Task requirements -
Collect every line in the records below that contains the word "pais".

>> begin Listed records

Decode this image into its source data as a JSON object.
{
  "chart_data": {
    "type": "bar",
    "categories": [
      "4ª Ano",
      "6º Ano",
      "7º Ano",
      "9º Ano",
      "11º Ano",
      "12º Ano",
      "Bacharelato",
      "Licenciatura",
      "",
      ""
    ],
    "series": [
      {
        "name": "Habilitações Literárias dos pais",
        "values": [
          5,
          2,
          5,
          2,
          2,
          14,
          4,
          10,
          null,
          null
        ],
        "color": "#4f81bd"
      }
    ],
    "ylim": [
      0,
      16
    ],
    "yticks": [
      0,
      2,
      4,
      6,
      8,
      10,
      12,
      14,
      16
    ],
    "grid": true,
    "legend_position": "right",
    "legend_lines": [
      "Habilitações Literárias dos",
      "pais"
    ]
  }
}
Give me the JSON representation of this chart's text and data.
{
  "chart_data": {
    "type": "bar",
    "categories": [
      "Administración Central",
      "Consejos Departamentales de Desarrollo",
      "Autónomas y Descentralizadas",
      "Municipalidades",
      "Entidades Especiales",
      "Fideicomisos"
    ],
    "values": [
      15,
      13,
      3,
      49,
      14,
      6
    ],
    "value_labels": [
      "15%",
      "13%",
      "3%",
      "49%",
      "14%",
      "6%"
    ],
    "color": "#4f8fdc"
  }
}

>> end Listed records

Response to this task -
        "name": "Habilitações Literárias dos pais",
      "pais"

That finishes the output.